— BEGIN —

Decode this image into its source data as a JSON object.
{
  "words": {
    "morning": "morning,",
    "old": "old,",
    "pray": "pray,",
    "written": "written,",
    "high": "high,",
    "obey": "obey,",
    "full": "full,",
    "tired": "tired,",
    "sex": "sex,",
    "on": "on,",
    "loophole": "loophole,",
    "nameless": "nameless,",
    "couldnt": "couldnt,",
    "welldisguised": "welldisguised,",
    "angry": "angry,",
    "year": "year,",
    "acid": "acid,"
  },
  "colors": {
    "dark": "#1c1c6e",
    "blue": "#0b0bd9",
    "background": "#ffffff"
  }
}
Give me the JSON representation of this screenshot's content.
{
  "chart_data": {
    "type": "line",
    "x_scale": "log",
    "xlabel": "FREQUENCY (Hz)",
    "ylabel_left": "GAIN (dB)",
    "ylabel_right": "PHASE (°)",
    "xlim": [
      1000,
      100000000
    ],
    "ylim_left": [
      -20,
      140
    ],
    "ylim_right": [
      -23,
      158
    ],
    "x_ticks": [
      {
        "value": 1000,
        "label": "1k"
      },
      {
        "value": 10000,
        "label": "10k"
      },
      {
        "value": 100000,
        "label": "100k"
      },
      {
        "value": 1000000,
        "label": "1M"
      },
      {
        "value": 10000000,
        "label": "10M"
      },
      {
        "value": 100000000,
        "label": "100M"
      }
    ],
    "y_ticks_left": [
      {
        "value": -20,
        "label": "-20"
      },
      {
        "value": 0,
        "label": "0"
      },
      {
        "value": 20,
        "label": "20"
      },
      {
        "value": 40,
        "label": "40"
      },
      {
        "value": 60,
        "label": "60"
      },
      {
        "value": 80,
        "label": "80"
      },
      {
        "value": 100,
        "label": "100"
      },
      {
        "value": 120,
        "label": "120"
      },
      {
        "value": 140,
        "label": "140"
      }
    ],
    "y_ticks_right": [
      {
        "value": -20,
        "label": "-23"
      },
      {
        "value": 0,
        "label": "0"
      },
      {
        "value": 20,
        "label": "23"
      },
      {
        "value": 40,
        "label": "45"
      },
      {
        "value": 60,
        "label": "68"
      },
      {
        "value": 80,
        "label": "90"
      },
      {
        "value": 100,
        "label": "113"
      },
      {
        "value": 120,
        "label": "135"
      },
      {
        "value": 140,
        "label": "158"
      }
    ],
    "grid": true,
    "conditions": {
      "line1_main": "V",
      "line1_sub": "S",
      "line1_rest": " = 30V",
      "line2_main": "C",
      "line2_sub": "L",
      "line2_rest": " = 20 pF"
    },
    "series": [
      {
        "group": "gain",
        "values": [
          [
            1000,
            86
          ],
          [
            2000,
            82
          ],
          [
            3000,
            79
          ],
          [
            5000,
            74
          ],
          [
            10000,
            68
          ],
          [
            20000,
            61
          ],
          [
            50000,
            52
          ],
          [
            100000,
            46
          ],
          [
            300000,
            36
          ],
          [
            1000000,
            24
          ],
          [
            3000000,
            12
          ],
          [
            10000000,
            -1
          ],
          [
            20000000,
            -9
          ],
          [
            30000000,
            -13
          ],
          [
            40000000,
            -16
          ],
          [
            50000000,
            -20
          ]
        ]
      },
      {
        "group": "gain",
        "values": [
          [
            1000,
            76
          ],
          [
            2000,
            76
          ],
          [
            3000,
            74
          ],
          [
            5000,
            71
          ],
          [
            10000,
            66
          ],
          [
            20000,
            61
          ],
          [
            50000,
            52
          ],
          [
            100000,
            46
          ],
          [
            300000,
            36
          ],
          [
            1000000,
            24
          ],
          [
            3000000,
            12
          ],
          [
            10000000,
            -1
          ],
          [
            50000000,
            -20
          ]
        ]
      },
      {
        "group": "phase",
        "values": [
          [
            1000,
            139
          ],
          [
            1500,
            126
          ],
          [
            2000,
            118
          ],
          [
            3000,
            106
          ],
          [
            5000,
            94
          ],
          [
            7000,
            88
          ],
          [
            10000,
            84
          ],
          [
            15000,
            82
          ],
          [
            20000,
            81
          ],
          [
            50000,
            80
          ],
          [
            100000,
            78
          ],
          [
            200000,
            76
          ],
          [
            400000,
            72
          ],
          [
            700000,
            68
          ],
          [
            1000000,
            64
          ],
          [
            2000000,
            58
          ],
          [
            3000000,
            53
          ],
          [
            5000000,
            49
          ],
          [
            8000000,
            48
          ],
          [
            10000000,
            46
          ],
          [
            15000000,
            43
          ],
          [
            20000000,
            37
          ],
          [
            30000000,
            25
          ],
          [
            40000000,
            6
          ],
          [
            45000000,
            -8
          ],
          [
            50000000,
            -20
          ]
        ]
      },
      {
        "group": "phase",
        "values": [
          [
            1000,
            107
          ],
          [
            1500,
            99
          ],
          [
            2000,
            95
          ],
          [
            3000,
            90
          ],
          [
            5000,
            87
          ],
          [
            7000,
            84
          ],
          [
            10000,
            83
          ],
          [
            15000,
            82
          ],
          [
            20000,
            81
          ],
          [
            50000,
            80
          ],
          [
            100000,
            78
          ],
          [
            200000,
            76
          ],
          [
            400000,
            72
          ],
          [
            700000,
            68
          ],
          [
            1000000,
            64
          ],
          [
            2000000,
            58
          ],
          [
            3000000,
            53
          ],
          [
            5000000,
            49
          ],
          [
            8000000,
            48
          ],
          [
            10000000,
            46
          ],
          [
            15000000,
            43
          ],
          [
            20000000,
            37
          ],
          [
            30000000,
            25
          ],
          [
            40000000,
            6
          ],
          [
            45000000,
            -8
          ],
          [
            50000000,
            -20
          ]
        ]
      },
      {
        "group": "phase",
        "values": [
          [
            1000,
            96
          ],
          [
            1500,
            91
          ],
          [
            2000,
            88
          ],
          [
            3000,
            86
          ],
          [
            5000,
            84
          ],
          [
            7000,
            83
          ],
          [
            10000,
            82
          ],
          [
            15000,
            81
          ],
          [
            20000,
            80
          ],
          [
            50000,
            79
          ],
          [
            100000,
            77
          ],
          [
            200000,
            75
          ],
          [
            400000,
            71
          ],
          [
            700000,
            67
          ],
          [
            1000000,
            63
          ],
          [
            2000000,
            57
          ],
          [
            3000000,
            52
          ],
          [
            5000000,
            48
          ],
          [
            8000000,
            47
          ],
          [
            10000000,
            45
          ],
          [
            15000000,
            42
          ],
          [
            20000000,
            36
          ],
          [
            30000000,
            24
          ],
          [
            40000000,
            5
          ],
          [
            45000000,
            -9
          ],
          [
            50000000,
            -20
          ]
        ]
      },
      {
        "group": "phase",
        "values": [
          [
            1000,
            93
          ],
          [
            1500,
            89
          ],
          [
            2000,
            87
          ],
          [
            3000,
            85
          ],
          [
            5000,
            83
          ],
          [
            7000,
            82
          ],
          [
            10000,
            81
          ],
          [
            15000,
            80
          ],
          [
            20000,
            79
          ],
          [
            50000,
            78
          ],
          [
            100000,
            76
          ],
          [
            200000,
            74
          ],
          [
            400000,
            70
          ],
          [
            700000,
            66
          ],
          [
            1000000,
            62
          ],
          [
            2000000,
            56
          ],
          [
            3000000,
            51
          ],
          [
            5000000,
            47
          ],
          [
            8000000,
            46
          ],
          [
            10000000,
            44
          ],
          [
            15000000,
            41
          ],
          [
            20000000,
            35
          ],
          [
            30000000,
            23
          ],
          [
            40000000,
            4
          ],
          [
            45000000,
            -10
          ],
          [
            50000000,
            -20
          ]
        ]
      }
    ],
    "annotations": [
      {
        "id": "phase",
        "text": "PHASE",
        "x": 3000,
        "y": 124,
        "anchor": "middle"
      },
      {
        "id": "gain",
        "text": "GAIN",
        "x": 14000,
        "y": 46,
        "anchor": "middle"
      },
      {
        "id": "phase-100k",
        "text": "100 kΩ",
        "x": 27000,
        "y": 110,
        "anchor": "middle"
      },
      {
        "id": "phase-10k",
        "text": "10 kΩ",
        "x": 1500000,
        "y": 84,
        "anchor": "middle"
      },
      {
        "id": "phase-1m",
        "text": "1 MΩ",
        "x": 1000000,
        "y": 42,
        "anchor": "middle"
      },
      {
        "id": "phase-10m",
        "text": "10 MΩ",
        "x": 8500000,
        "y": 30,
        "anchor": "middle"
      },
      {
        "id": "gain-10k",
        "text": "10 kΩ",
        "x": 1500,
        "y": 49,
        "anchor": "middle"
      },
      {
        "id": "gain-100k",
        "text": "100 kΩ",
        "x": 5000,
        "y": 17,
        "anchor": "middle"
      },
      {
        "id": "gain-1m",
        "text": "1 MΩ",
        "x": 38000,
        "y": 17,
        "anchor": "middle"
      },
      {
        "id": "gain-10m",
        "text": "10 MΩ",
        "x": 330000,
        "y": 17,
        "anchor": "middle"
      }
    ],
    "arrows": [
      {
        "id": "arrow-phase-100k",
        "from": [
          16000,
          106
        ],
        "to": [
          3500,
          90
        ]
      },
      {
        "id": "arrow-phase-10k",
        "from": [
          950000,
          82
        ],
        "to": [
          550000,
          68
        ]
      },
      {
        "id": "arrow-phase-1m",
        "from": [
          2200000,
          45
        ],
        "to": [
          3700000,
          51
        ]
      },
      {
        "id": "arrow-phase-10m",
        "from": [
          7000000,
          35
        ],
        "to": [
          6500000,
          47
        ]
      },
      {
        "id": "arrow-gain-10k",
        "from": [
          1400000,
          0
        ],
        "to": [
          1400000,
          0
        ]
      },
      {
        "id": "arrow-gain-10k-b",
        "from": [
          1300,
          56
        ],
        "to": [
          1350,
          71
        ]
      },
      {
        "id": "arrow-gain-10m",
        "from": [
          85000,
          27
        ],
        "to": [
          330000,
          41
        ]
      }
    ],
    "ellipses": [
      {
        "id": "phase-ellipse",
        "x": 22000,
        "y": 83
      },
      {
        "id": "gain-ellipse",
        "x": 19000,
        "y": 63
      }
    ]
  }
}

— END —

**What is expected**
State how many lines include the string "this". Give no other information.

**Correct result**
2